## [Stored data entries]
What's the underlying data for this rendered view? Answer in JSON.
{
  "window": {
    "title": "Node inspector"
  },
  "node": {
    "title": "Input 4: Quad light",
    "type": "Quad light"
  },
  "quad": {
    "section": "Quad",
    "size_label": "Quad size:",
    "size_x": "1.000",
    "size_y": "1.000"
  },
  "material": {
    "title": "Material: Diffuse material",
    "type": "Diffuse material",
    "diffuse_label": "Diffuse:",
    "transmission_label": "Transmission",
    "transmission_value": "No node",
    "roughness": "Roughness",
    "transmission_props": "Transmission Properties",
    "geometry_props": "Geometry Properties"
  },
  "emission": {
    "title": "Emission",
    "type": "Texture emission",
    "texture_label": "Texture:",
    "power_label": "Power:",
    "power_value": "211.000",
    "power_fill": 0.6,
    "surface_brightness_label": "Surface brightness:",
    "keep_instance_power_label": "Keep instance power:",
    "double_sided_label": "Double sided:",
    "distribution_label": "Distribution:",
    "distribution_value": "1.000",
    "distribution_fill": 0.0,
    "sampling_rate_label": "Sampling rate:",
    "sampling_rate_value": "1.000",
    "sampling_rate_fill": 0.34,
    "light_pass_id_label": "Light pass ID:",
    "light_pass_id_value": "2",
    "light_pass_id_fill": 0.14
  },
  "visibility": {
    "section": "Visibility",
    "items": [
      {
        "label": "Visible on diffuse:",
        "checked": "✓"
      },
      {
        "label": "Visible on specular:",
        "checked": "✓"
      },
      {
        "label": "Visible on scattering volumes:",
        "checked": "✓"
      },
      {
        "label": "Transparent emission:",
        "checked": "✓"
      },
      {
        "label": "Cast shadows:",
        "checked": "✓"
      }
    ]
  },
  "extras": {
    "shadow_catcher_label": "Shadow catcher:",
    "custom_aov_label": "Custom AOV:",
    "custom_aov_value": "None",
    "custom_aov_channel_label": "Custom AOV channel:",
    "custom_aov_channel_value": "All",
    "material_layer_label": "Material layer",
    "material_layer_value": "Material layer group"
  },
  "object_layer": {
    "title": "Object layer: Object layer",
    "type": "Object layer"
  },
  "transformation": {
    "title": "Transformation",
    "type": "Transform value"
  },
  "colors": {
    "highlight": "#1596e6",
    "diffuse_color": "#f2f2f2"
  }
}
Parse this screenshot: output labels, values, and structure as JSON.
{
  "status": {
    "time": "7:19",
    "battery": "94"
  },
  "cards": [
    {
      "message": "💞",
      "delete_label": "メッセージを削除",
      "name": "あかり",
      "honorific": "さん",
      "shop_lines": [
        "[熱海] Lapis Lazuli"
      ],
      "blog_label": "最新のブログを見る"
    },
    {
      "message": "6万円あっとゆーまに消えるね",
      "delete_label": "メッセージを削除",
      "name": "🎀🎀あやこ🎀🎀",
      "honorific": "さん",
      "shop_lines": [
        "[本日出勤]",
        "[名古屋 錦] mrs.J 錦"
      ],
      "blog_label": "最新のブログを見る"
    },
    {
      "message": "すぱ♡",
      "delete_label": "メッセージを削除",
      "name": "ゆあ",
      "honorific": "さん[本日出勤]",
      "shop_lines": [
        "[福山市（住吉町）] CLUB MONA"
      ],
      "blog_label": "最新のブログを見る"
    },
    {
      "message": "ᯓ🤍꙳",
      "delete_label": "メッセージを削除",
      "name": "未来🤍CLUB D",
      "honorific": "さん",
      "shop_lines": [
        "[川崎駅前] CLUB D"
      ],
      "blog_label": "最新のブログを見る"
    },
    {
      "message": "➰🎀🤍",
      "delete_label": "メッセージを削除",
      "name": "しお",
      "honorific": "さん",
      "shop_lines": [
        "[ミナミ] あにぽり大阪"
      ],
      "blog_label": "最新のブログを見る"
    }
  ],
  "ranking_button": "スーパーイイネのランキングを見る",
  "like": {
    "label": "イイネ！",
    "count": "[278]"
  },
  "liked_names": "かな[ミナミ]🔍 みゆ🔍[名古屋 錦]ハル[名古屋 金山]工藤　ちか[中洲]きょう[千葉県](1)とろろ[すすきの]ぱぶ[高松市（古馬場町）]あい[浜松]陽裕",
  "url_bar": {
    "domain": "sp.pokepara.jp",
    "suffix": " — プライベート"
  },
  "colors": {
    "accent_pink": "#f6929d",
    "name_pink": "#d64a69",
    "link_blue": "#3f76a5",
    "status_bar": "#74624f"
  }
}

## [WORK TO BE COMPLETED]
Write the listing out again, exactly as it reads.

## [SOLUTION TO THIS PROBLEM]
What's the underlying data for this rendered view? Answer in JSON.
{
  "window": {
    "title": "Node inspector"
  },
  "node": {
    "title": "Input 4: Quad light",
    "type": "Quad light"
  },
  "quad": {
    "section": "Quad",
    "size_label": "Quad size:",
    "size_x": "1.000",
    "size_y": "1.000"
  },
  "material": {
    "title": "Material: Diffuse material",
    "type": "Diffuse material",
    "diffuse_label": "Diffuse:",
    "transmission_label": "Transmission",
    "transmission_value": "No node",
    "roughness": "Roughness",
    "transmission_props": "Transmission Properties",
    "geometry_props": "Geometry Properties"
  },
  "emission": {
    "title": "Emission",
    "type": "Texture emission",
    "texture_label": "Texture:",
    "power_label": "Power:",
    "power_value": "211.000",
    "power_fill": 0.6,
    "surface_brightness_label": "Surface brightness:",
    "keep_instance_power_label": "Keep instance power:",
    "double_sided_label": "Double sided:",
    "distribution_label": "Distribution:",
    "distribution_value": "1.000",
    "distribution_fill": 0.0,
    "sampling_rate_label": "Sampling rate:",
    "sampling_rate_value": "1.000",
    "sampling_rate_fill": 0.34,
    "light_pass_id_label": "Light pass ID:",
    "light_pass_id_value": "2",
    "light_pass_id_fill": 0.14
  },
  "visibility": {
    "section": "Visibility",
    "items": [
      {
        "label": "Visible on diffuse:",
        "checked": "✓"
      },
      {
        "label": "Visible on specular:",
        "checked": "✓"
      },
      {
        "label": "Visible on scattering volumes:",
        "checked": "✓"
      },
      {
        "label": "Transparent emission:",
        "checked": "✓"
      },
      {
        "label": "Cast shadows:",
        "checked": "✓"
      }
    ]
  },
  "extras": {
    "shadow_catcher_label": "Shadow catcher:",
    "custom_aov_label": "Custom AOV:",
    "custom_aov_value": "None",
    "custom_aov_channel_label": "Custom AOV channel:",
    "custom_aov_channel_value": "All",
    "material_layer_label": "Material layer",
    "material_layer_value": "Material layer group"
  },
  "object_layer": {
    "title": "Object layer: Object layer",
    "type": "Object layer"
  },
  "transformation": {
    "title": "Transformation",
    "type": "Transform value"
  },
  "colors": {
    "highlight": "#1596e6",
    "diffuse_color": "#f2f2f2"
  }
}
Parse this screenshot: output labels, values, and structure as JSON.
{
  "status": {
    "time": "7:19",
    "battery": "94"
  },
  "cards": [
    {
      "message": "💞",
      "delete_label": "メッセージを削除",
      "name": "あかり",
      "honorific": "さん",
      "shop_lines": [
        "[熱海] Lapis Lazuli"
      ],
      "blog_label": "最新のブログを見る"
    },
    {
      "message": "6万円あっとゆーまに消えるね",
      "delete_label": "メッセージを削除",
      "name": "🎀🎀あやこ🎀🎀",
      "honorific": "さん",
      "shop_lines": [
        "[本日出勤]",
        "[名古屋 錦] mrs.J 錦"
      ],
      "blog_label": "最新のブログを見る"
    },
    {
      "message": "すぱ♡",
      "delete_label": "メッセージを削除",
      "name": "ゆあ",
      "honorific": "さん[本日出勤]",
      "shop_lines": [
        "[福山市（住吉町）] CLUB MONA"
      ],
      "blog_label": "最新のブログを見る"
    },
    {
      "message": "ᯓ🤍꙳",
      "delete_label": "メッセージを削除",
      "name": "未来🤍CLUB D",
      "honorific": "さん",
      "shop_lines": [
        "[川崎駅前] CLUB D"
      ],
      "blog_label": "最新のブログを見る"
    },
    {
      "message": "➰🎀🤍",
      "delete_label": "メッセージを削除",
      "name": "しお",
      "honorific": "さん",
      "shop_lines": [
        "[ミナミ] あにぽり大阪"
      ],
      "blog_label": "最新のブログを見る"
    }
  ],
  "ranking_button": "スーパーイイネのランキングを見る",
  "like": {
    "label": "イイネ！",
    "count": "[278]"
  },
  "liked_names": "かな[ミナミ]🔍 みゆ🔍[名古屋 錦]ハル[名古屋 金山]工藤　ちか[中洲]きょう[千葉県](1)とろろ[すすきの]ぱぶ[高松市（古馬場町）]あい[浜松]陽裕",
  "url_bar": {
    "domain": "sp.pokepara.jp",
    "suffix": " — プライベート"
  },
  "colors": {
    "accent_pink": "#f6929d",
    "name_pink": "#d64a69",
    "link_blue": "#3f76a5",
    "status_bar": "#74624f"
  }
}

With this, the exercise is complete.